[STATED PROBLEM]
Output the records exactly. Include every line.

--- start ---

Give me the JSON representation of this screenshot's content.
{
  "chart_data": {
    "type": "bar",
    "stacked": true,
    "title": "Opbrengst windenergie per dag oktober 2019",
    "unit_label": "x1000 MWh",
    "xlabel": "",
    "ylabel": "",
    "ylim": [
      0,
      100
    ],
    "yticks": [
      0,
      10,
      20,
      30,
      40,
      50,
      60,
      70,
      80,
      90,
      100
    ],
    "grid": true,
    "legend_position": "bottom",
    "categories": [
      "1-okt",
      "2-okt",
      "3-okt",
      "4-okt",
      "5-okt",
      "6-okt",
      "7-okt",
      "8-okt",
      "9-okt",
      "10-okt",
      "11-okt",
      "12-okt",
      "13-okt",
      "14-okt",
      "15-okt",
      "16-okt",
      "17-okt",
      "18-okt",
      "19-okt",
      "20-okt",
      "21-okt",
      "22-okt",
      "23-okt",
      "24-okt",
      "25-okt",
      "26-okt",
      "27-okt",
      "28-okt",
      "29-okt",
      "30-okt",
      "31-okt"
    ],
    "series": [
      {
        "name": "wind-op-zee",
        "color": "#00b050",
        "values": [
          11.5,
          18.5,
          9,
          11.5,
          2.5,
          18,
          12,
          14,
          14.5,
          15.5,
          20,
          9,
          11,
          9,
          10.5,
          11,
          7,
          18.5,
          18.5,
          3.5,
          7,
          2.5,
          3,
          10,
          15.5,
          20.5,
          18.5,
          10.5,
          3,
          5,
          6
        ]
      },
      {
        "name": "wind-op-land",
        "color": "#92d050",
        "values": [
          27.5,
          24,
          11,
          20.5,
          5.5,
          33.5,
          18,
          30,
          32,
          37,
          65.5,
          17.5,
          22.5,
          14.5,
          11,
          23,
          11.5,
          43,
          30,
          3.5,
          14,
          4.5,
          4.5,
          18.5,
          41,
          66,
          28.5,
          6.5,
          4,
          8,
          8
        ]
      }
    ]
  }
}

--- end ---

[RESPONSE TO THIS EXERCISE]
Give me the JSON representation of this screenshot's content.
{
  "chart_data": {
    "type": "bar",
    "stacked": true,
    "title": "Opbrengst windenergie per dag oktober 2019",
    "unit_label": "x1000 MWh",
    "xlabel": "",
    "ylabel": "",
    "ylim": [
      0,
      100
    ],
    "yticks": [
      0,
      10,
      20,
      30,
      40,
      50,
      60,
      70,
      80,
      90,
      100
    ],
    "grid": true,
    "legend_position": "bottom",
    "categories": [
      "1-okt",
      "2-okt",
      "3-okt",
      "4-okt",
      "5-okt",
      "6-okt",
      "7-okt",
      "8-okt",
      "9-okt",
      "10-okt",
      "11-okt",
      "12-okt",
      "13-okt",
      "14-okt",
      "15-okt",
      "16-okt",
      "17-okt",
      "18-okt",
      "19-okt",
      "20-okt",
      "21-okt",
      "22-okt",
      "23-okt",
      "24-okt",
      "25-okt",
      "26-okt",
      "27-okt",
      "28-okt",
      "29-okt",
      "30-okt",
      "31-okt"
    ],
    "series": [
      {
        "name": "wind-op-zee",
        "color": "#00b050",
        "values": [
          11.5,
          18.5,
          9,
          11.5,
          2.5,
          18,
          12,
          14,
          14.5,
          15.5,
          20,
          9,
          11,
          9,
          10.5,
          11,
          7,
          18.5,
          18.5,
          3.5,
          7,
          2.5,
          3,
          10,
          15.5,
          20.5,
          18.5,
          10.5,
          3,
          5,
          6
        ]
      },
      {
        "name": "wind-op-land",
        "color": "#92d050",
        "values": [
          27.5,
          24,
          11,
          20.5,
          5.5,
          33.5,
          18,
          30,
          32,
          37,
          65.5,
          17.5,
          22.5,
          14.5,
          11,
          23,
          11.5,
          43,
          30,
          3.5,
          14,
          4.5,
          4.5,
          18.5,
          41,
          66,
          28.5,
          6.5,
          4,
          8,
          8
        ]
      }
    ]
  }
}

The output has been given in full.